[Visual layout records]
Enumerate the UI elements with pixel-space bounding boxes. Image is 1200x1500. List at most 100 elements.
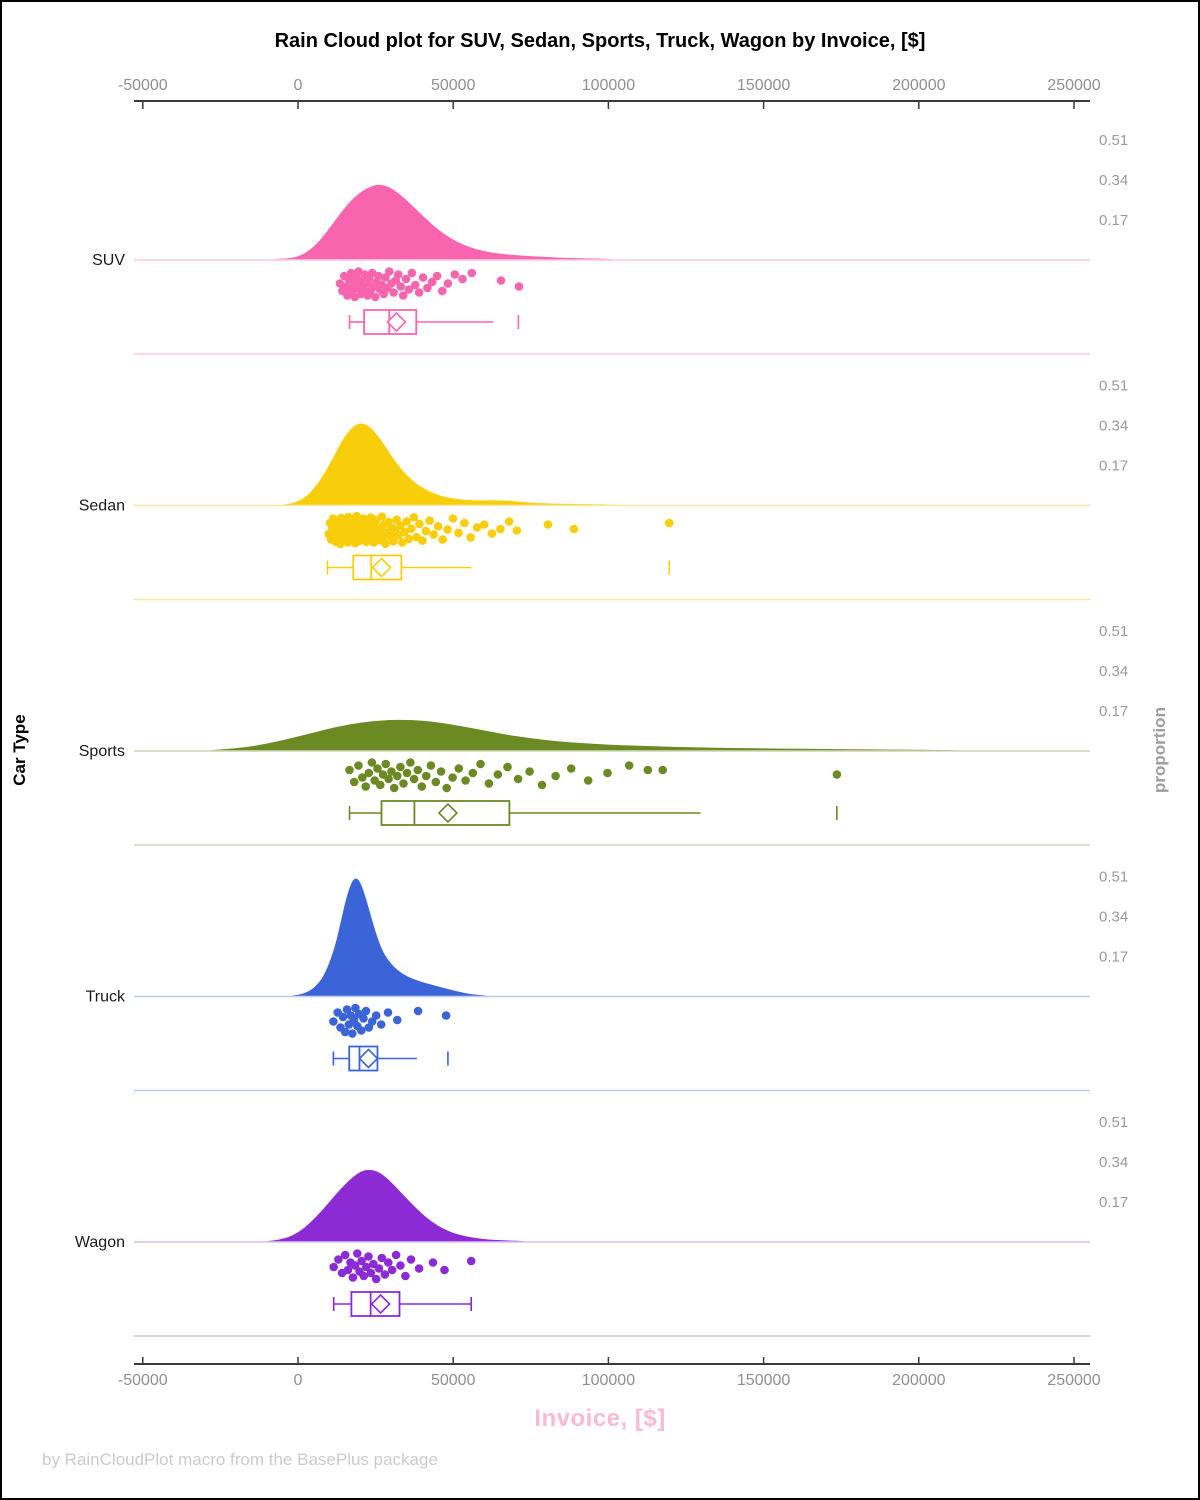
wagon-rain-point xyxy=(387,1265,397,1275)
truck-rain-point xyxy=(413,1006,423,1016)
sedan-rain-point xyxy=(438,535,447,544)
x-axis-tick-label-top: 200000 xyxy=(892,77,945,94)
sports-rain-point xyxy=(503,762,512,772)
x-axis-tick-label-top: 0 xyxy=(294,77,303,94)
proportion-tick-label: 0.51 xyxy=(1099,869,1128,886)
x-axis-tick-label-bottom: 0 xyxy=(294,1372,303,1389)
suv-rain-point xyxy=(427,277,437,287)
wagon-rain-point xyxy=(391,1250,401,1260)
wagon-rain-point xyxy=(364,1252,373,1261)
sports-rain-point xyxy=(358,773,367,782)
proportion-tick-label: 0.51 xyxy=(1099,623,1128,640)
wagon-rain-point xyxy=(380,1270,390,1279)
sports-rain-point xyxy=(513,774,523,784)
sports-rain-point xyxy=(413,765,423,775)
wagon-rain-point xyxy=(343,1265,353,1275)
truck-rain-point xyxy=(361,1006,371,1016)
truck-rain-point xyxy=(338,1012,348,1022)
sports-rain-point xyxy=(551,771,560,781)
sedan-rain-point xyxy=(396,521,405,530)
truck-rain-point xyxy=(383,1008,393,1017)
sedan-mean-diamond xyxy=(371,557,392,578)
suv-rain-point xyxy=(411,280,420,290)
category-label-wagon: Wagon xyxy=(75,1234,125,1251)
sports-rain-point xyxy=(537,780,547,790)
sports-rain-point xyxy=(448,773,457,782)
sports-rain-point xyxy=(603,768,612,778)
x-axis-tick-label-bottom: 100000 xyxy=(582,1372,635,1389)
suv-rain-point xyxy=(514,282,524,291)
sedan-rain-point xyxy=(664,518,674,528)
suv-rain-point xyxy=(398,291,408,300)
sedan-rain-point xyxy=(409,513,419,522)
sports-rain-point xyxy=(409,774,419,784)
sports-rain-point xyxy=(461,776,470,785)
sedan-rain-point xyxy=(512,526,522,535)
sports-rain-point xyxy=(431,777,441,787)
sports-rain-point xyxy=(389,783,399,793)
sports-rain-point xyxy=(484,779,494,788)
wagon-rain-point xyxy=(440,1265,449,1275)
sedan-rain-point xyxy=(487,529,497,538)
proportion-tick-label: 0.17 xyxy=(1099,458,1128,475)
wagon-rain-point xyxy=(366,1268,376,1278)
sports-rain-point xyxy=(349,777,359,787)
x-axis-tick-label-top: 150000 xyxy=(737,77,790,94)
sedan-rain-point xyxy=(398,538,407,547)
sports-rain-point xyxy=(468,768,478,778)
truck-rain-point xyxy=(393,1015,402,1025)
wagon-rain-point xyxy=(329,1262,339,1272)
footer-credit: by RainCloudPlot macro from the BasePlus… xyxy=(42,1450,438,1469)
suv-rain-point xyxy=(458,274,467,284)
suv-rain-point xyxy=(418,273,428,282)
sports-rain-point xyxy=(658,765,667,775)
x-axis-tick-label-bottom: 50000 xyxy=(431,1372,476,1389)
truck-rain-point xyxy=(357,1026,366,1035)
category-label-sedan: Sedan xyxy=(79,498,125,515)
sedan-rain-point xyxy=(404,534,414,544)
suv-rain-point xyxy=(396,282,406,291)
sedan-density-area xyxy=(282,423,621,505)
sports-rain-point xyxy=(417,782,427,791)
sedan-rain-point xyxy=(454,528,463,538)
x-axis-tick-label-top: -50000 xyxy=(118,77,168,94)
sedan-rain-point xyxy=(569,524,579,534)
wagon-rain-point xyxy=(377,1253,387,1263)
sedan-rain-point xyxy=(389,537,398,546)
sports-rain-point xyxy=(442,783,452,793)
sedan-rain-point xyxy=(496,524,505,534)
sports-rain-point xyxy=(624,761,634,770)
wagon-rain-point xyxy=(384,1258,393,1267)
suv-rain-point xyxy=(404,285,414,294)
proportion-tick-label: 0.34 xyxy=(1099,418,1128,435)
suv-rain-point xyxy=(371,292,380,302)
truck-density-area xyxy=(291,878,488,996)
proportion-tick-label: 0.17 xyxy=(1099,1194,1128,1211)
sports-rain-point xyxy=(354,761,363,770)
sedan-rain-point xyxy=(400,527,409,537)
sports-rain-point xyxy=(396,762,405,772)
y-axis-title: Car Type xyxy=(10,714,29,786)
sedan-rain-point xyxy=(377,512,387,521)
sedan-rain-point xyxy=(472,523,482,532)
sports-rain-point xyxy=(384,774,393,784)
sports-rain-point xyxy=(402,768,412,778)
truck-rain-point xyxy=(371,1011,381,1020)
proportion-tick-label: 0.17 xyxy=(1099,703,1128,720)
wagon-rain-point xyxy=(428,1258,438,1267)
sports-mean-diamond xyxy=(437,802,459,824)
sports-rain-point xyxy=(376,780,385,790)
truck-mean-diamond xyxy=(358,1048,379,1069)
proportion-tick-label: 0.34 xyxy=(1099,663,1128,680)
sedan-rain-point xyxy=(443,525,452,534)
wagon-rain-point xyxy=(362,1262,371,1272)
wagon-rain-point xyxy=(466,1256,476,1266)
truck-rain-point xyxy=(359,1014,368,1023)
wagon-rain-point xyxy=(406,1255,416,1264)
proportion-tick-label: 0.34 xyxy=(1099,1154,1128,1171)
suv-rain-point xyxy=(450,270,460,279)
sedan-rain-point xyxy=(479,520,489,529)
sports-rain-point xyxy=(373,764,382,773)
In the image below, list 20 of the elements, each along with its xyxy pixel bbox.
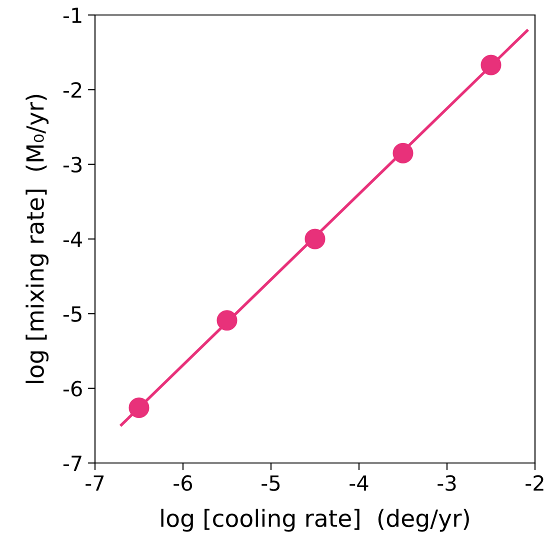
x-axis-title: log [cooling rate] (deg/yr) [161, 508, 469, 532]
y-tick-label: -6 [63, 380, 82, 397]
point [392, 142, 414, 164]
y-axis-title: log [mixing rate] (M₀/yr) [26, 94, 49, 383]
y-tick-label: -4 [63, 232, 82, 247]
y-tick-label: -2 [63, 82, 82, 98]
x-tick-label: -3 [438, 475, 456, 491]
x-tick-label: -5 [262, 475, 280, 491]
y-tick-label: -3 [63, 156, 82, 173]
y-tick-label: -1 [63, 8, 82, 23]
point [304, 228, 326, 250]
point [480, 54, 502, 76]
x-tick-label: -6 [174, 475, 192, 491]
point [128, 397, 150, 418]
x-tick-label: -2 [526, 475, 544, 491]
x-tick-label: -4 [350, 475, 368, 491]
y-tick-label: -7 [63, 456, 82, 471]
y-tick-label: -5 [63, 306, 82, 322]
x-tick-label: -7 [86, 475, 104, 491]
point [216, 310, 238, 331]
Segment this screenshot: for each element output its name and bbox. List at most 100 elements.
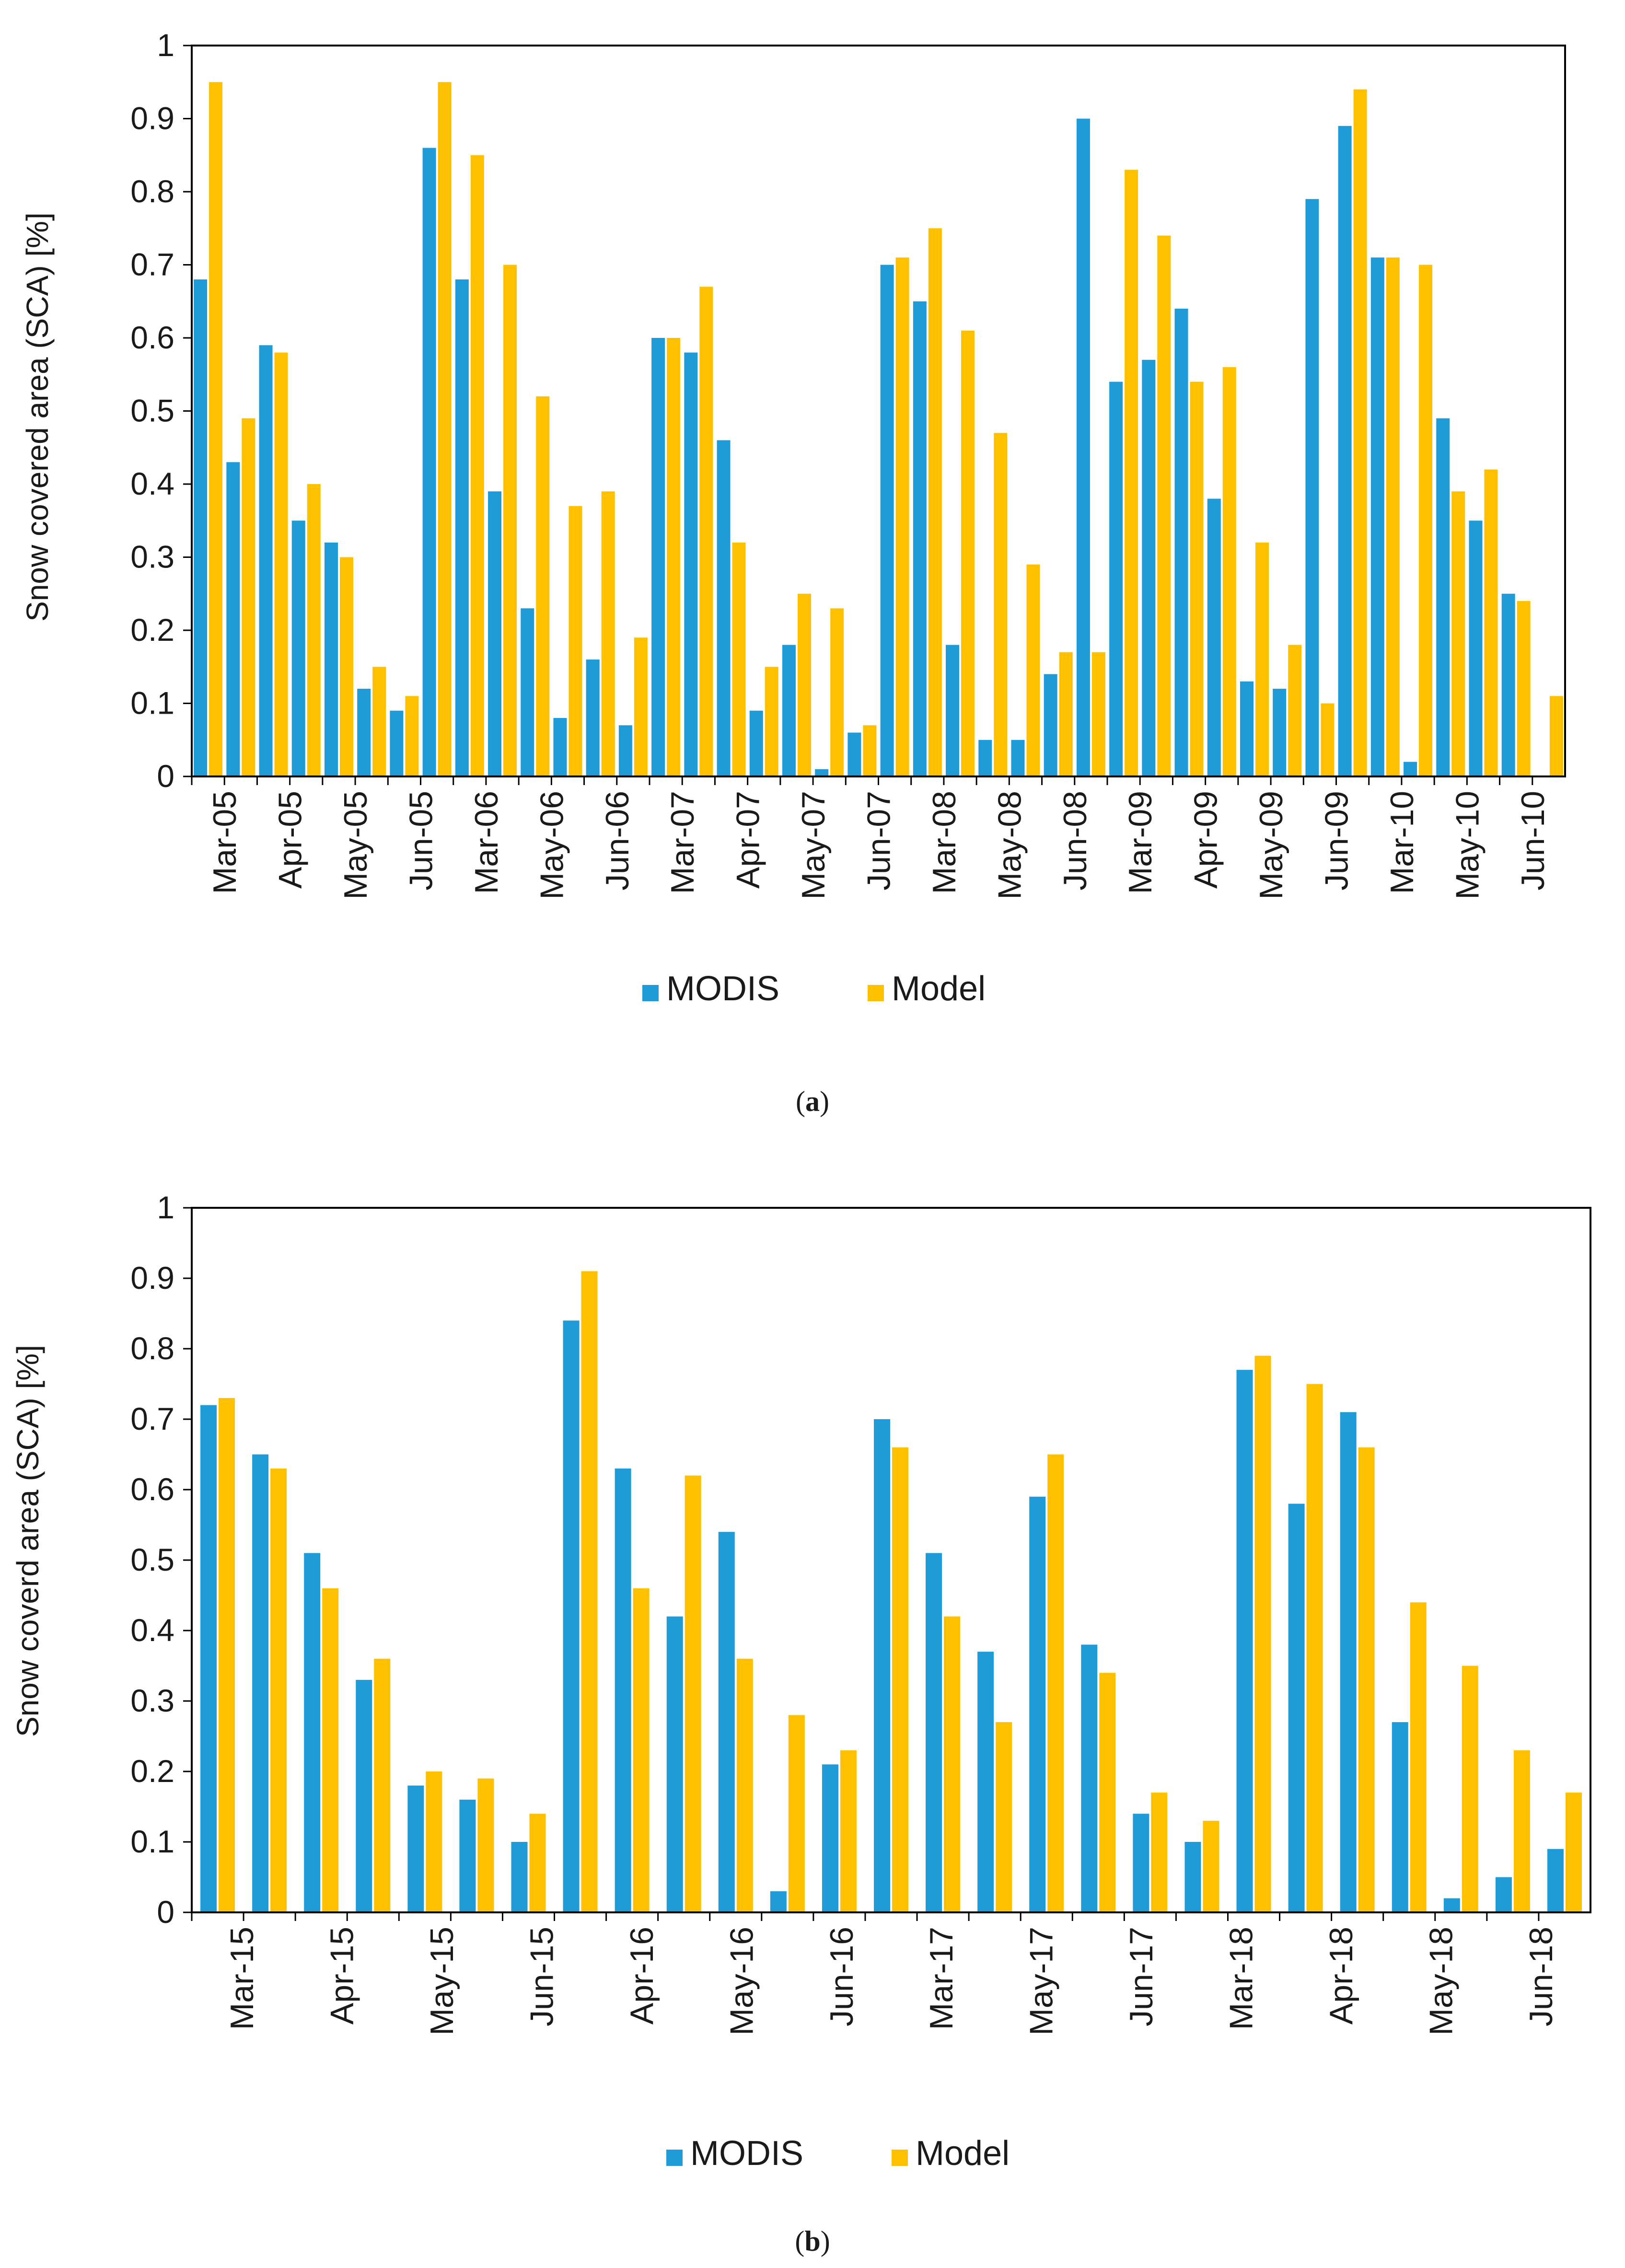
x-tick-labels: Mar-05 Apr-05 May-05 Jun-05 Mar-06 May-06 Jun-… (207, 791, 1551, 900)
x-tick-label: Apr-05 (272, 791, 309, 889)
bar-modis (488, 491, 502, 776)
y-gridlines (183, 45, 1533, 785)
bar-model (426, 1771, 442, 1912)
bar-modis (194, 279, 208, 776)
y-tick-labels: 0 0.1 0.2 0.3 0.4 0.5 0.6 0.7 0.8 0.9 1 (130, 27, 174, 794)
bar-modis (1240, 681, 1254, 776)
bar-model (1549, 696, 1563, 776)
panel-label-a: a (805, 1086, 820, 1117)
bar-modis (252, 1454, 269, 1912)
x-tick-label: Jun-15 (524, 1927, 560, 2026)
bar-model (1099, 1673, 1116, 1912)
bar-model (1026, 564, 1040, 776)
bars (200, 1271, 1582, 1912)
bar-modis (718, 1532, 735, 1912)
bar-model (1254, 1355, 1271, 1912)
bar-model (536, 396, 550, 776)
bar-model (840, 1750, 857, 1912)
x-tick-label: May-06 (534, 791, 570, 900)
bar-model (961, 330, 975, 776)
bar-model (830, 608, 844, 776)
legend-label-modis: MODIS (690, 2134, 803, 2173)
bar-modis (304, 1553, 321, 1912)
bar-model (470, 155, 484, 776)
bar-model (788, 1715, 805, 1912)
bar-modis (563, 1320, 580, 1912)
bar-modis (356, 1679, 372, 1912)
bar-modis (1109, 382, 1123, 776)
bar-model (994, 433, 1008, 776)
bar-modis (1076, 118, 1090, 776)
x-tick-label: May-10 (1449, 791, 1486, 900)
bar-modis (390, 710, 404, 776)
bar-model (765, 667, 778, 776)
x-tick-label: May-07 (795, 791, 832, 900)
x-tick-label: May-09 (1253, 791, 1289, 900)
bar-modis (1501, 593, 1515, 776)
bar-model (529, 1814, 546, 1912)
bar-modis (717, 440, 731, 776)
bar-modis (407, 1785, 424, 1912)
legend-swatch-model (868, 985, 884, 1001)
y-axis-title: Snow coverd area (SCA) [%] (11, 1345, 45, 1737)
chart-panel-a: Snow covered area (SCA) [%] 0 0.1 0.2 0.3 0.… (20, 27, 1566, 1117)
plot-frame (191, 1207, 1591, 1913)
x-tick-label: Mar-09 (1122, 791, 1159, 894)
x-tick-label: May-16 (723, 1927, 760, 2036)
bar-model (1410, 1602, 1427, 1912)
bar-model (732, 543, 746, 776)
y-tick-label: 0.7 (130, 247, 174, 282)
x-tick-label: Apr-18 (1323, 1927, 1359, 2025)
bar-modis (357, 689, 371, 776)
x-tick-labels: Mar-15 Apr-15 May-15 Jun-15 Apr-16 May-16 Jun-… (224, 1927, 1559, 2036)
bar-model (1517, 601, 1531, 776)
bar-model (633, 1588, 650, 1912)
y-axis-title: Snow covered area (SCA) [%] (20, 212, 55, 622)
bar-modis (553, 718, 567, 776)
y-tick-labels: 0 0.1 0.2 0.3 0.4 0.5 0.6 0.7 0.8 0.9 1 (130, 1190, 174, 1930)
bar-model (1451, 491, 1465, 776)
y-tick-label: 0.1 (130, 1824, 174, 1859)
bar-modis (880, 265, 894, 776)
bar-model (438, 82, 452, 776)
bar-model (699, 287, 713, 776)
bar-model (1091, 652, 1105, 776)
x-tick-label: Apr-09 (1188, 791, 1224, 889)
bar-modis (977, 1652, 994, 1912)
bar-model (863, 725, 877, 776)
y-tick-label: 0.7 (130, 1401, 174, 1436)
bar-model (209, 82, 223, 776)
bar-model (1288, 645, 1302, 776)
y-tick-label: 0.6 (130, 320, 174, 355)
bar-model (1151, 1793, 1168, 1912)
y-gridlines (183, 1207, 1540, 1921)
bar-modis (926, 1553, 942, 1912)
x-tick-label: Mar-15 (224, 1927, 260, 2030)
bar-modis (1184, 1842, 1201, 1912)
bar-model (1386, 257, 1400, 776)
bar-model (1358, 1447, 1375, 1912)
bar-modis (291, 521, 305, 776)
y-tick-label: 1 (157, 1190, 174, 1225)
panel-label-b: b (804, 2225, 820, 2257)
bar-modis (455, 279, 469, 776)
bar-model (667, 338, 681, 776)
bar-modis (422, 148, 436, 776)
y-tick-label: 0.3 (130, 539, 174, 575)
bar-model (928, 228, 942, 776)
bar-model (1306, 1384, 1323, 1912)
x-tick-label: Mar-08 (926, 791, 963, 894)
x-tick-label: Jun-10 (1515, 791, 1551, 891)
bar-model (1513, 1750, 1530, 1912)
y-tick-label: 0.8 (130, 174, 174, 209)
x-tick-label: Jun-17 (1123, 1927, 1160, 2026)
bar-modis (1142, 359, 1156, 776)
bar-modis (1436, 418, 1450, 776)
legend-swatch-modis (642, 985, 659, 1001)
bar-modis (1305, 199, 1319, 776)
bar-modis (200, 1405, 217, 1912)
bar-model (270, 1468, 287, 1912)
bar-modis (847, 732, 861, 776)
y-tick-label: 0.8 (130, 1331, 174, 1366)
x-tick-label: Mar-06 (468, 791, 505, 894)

# [OBJECTIVE]
Print the lines of the material again without any change, starting at the line that contains "wagon-rain-point xyxy=(387,1265,397,1275)" and ending at the line that contains "proportion-tick-label: 0.17 xyxy=(1099,458,1128,475)", with both of those lines included.

# [TASK RESULT]
wagon-rain-point xyxy=(387,1265,397,1275)
truck-rain-point xyxy=(413,1006,423,1016)
sedan-rain-point xyxy=(438,535,447,544)
x-axis-tick-label-top: 200000 xyxy=(892,77,945,94)
sports-rain-point xyxy=(503,762,512,772)
x-axis-tick-label-top: 0 xyxy=(294,77,303,94)
proportion-tick-label: 0.51 xyxy=(1099,869,1128,886)
x-axis-tick-label-bottom: 0 xyxy=(294,1372,303,1389)
suv-rain-point xyxy=(427,277,437,287)
wagon-rain-point xyxy=(391,1250,401,1260)
wagon-rain-point xyxy=(364,1252,373,1261)
sports-rain-point xyxy=(358,773,367,782)
proportion-tick-label: 0.51 xyxy=(1099,623,1128,640)
wagon-rain-point xyxy=(380,1270,390,1279)
sports-rain-point xyxy=(513,774,523,784)
sports-rain-point xyxy=(413,765,423,775)
wagon-rain-point xyxy=(343,1265,353,1275)
truck-rain-point xyxy=(361,1006,371,1016)
truck-rain-point xyxy=(338,1012,348,1022)
sports-rain-point xyxy=(551,771,560,781)
sedan-rain-point xyxy=(396,521,405,530)
truck-rain-point xyxy=(383,1008,393,1017)
sedan-mean-diamond xyxy=(371,557,392,578)
suv-rain-point xyxy=(411,280,420,290)
category-label-wagon: Wagon xyxy=(75,1234,125,1251)
sports-rain-point xyxy=(537,780,547,790)
sports-rain-point xyxy=(448,773,457,782)
sports-rain-point xyxy=(603,768,612,778)
x-axis-tick-label-bottom: 100000 xyxy=(582,1372,635,1389)
suv-rain-point xyxy=(514,282,524,291)
sedan-rain-point xyxy=(664,518,674,528)
suv-rain-point xyxy=(398,291,408,300)
sedan-rain-point xyxy=(409,513,419,522)
sports-rain-point xyxy=(409,774,419,784)
sports-rain-point xyxy=(461,776,470,785)
sedan-rain-point xyxy=(512,526,522,535)
sports-rain-point xyxy=(431,777,441,787)
sports-rain-point xyxy=(389,783,399,793)
sports-rain-point xyxy=(484,779,494,788)
wagon-rain-point xyxy=(440,1265,449,1275)
sedan-rain-point xyxy=(487,529,497,538)
proportion-tick-label: 0.17 xyxy=(1099,458,1128,475)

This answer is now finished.